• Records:
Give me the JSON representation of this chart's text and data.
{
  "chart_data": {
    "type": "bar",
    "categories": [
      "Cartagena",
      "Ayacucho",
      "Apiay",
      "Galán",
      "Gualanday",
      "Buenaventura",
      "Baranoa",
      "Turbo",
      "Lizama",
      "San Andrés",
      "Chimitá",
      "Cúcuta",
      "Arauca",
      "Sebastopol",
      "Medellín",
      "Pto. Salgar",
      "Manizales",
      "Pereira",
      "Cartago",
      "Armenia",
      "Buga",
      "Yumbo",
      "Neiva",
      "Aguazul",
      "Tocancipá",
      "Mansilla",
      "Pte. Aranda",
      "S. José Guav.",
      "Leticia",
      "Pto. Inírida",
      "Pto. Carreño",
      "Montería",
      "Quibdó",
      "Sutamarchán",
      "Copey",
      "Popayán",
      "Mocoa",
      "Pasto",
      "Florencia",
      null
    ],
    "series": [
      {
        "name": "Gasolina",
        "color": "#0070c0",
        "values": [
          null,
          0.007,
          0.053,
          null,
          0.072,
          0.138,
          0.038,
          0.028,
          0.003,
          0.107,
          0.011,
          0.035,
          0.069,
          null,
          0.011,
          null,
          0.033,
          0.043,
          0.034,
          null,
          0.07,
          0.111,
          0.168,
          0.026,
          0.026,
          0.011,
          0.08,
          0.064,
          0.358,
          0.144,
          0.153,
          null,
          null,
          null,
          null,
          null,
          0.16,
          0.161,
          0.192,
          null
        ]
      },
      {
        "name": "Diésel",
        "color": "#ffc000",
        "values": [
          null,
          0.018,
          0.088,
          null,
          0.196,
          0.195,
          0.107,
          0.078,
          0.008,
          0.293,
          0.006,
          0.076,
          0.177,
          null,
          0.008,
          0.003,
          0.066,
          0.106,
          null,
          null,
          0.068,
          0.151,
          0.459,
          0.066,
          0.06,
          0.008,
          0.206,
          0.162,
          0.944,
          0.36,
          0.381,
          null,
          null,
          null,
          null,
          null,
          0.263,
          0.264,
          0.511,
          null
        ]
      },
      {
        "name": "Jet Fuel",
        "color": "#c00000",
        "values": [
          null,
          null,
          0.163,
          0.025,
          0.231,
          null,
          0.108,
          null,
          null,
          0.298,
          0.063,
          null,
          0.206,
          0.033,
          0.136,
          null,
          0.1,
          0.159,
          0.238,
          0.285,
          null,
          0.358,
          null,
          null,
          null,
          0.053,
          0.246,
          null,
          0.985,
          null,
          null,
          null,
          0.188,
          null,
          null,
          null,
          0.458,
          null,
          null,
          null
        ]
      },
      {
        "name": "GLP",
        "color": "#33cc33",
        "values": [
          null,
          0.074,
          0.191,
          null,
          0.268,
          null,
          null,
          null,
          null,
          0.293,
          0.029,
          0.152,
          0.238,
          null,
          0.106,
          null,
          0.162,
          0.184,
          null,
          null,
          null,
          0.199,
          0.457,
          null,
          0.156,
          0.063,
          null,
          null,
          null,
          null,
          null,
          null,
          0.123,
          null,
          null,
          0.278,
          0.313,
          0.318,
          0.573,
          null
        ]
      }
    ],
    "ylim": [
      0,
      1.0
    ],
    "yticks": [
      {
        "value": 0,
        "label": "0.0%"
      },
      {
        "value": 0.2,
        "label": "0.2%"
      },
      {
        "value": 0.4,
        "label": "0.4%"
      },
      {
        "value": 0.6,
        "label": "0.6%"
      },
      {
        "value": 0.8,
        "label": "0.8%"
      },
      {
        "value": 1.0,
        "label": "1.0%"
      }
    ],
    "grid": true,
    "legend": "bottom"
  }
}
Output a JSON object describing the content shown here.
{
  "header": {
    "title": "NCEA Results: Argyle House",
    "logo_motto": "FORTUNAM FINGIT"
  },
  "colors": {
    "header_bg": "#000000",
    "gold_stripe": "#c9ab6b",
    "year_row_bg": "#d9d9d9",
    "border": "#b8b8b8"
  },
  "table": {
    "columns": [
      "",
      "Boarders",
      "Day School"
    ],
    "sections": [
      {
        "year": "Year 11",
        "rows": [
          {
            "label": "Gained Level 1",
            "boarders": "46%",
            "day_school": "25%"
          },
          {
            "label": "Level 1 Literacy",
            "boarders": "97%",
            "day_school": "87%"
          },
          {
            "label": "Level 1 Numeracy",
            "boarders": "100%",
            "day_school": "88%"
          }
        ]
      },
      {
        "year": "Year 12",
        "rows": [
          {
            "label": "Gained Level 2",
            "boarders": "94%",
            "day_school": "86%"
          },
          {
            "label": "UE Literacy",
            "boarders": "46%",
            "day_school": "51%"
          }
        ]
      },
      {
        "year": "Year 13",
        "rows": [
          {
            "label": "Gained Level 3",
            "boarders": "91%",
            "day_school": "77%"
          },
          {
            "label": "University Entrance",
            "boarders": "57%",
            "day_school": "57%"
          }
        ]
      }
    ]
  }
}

• The problem: Repeat each record exactly, leaving nothing out.

• Solution for this problem:
Give me the JSON representation of this chart's text and data.
{
  "chart_data": {
    "type": "bar",
    "categories": [
      "Cartagena",
      "Ayacucho",
      "Apiay",
      "Galán",
      "Gualanday",
      "Buenaventura",
      "Baranoa",
      "Turbo",
      "Lizama",
      "San Andrés",
      "Chimitá",
      "Cúcuta",
      "Arauca",
      "Sebastopol",
      "Medellín",
      "Pto. Salgar",
      "Manizales",
      "Pereira",
      "Cartago",
      "Armenia",
      "Buga",
      "Yumbo",
      "Neiva",
      "Aguazul",
      "Tocancipá",
      "Mansilla",
      "Pte. Aranda",
      "S. José Guav.",
      "Leticia",
      "Pto. Inírida",
      "Pto. Carreño",
      "Montería",
      "Quibdó",
      "Sutamarchán",
      "Copey",
      "Popayán",
      "Mocoa",
      "Pasto",
      "Florencia",
      null
    ],
    "series": [
      {
        "name": "Gasolina",
        "color": "#0070c0",
        "values": [
          null,
          0.007,
          0.053,
          null,
          0.072,
          0.138,
          0.038,
          0.028,
          0.003,
          0.107,
          0.011,
          0.035,
          0.069,
          null,
          0.011,
          null,
          0.033,
          0.043,
          0.034,
          null,
          0.07,
          0.111,
          0.168,
          0.026,
          0.026,
          0.011,
          0.08,
          0.064,
          0.358,
          0.144,
          0.153,
          null,
          null,
          null,
          null,
          null,
          0.16,
          0.161,
          0.192,
          null
        ]
      },
      {
        "name": "Diésel",
        "color": "#ffc000",
        "values": [
          null,
          0.018,
          0.088,
          null,
          0.196,
          0.195,
          0.107,
          0.078,
          0.008,
          0.293,
          0.006,
          0.076,
          0.177,
          null,
          0.008,
          0.003,
          0.066,
          0.106,
          null,
          null,
          0.068,
          0.151,
          0.459,
          0.066,
          0.06,
          0.008,
          0.206,
          0.162,
          0.944,
          0.36,
          0.381,
          null,
          null,
          null,
          null,
          null,
          0.263,
          0.264,
          0.511,
          null
        ]
      },
      {
        "name": "Jet Fuel",
        "color": "#c00000",
        "values": [
          null,
          null,
          0.163,
          0.025,
          0.231,
          null,
          0.108,
          null,
          null,
          0.298,
          0.063,
          null,
          0.206,
          0.033,
          0.136,
          null,
          0.1,
          0.159,
          0.238,
          0.285,
          null,
          0.358,
          null,
          null,
          null,
          0.053,
          0.246,
          null,
          0.985,
          null,
          null,
          null,
          0.188,
          null,
          null,
          null,
          0.458,
          null,
          null,
          null
        ]
      },
      {
        "name": "GLP",
        "color": "#33cc33",
        "values": [
          null,
          0.074,
          0.191,
          null,
          0.268,
          null,
          null,
          null,
          null,
          0.293,
          0.029,
          0.152,
          0.238,
          null,
          0.106,
          null,
          0.162,
          0.184,
          null,
          null,
          null,
          0.199,
          0.457,
          null,
          0.156,
          0.063,
          null,
          null,
          null,
          null,
          null,
          null,
          0.123,
          null,
          null,
          0.278,
          0.313,
          0.318,
          0.573,
          null
        ]
      }
    ],
    "ylim": [
      0,
      1.0
    ],
    "yticks": [
      {
        "value": 0,
        "label": "0.0%"
      },
      {
        "value": 0.2,
        "label": "0.2%"
      },
      {
        "value": 0.4,
        "label": "0.4%"
      },
      {
        "value": 0.6,
        "label": "0.6%"
      },
      {
        "value": 0.8,
        "label": "0.8%"
      },
      {
        "value": 1.0,
        "label": "1.0%"
      }
    ],
    "grid": true,
    "legend": "bottom"
  }
}
Output a JSON object describing the content shown here.
{
  "header": {
    "title": "NCEA Results: Argyle House",
    "logo_motto": "FORTUNAM FINGIT"
  },
  "colors": {
    "header_bg": "#000000",
    "gold_stripe": "#c9ab6b",
    "year_row_bg": "#d9d9d9",
    "border": "#b8b8b8"
  },
  "table": {
    "columns": [
      "",
      "Boarders",
      "Day School"
    ],
    "sections": [
      {
        "year": "Year 11",
        "rows": [
          {
            "label": "Gained Level 1",
            "boarders": "46%",
            "day_school": "25%"
          },
          {
            "label": "Level 1 Literacy",
            "boarders": "97%",
            "day_school": "87%"
          },
          {
            "label": "Level 1 Numeracy",
            "boarders": "100%",
            "day_school": "88%"
          }
        ]
      },
      {
        "year": "Year 12",
        "rows": [
          {
            "label": "Gained Level 2",
            "boarders": "94%",
            "day_school": "86%"
          },
          {
            "label": "UE Literacy",
            "boarders": "46%",
            "day_school": "51%"
          }
        ]
      },
      {
        "year": "Year 13",
        "rows": [
          {
            "label": "Gained Level 3",
            "boarders": "91%",
            "day_school": "77%"
          },
          {
            "label": "University Entrance",
            "boarders": "57%",
            "day_school": "57%"
          }
        ]
      }
    ]
  }
}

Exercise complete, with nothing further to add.